_Instruction_: Scan the material and copy every line in which "analitik" appears.

=====

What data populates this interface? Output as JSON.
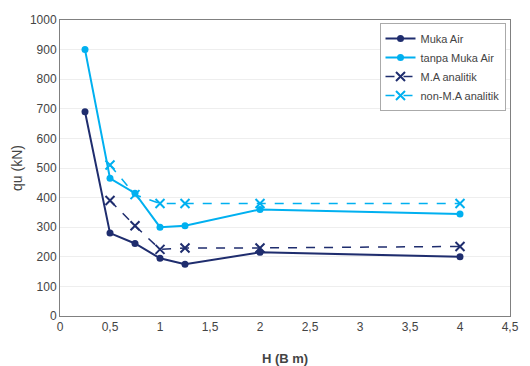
{
  "chart_data": {
    "type": "line",
    "xlabel": "H (B m)",
    "ylabel": "qu (kN)",
    "series": [
      {
        "name": "Muka Air",
        "color": "#1f2d6e",
        "line_style": "solid",
        "marker": "circle",
        "x": [
          0.25,
          0.5,
          0.75,
          1.0,
          1.25,
          2.0,
          4.0
        ],
        "values": [
          690,
          280,
          245,
          195,
          175,
          215,
          200
        ]
      },
      {
        "name": "tanpa Muka Air",
        "color": "#00b0f0",
        "line_style": "solid",
        "marker": "circle",
        "x": [
          0.25,
          0.5,
          0.75,
          1.0,
          1.25,
          2.0,
          4.0
        ],
        "values": [
          900,
          465,
          415,
          300,
          305,
          360,
          345
        ]
      },
      {
        "name": "M.A analitik",
        "color": "#1f2d6e",
        "line_style": "dashed",
        "marker": "x",
        "x": [
          0.5,
          0.75,
          1.0,
          1.25,
          2.0,
          4.0
        ],
        "values": [
          390,
          305,
          225,
          230,
          230,
          235
        ]
      },
      {
        "name": "non-M.A analitik",
        "color": "#00b0f0",
        "line_style": "dashed",
        "marker": "x",
        "x": [
          0.5,
          0.75,
          1.0,
          1.25,
          2.0,
          4.0
        ],
        "values": [
          510,
          410,
          380,
          380,
          380,
          380
        ]
      }
    ],
    "xlim": [
      0,
      4.5
    ],
    "ylim": [
      0,
      1000
    ],
    "xticks": [
      0,
      {
        "value": 0.5,
        "label": "0,5"
      },
      1,
      {
        "value": 1.5,
        "label": "1,5"
      },
      2,
      {
        "value": 2.5,
        "label": "2,5"
      },
      3,
      {
        "value": 3.5,
        "label": "3,5"
      },
      4,
      {
        "value": 4.5,
        "label": "4,5"
      }
    ],
    "yticks": [
      0,
      100,
      200,
      300,
      400,
      500,
      600,
      700,
      800,
      900,
      1000
    ],
    "grid": "y",
    "legend": "upper right"
  }
}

=====

_Response to the exercise_:
        "name": "M.A analitik",
        "name": "non-M.A analitik",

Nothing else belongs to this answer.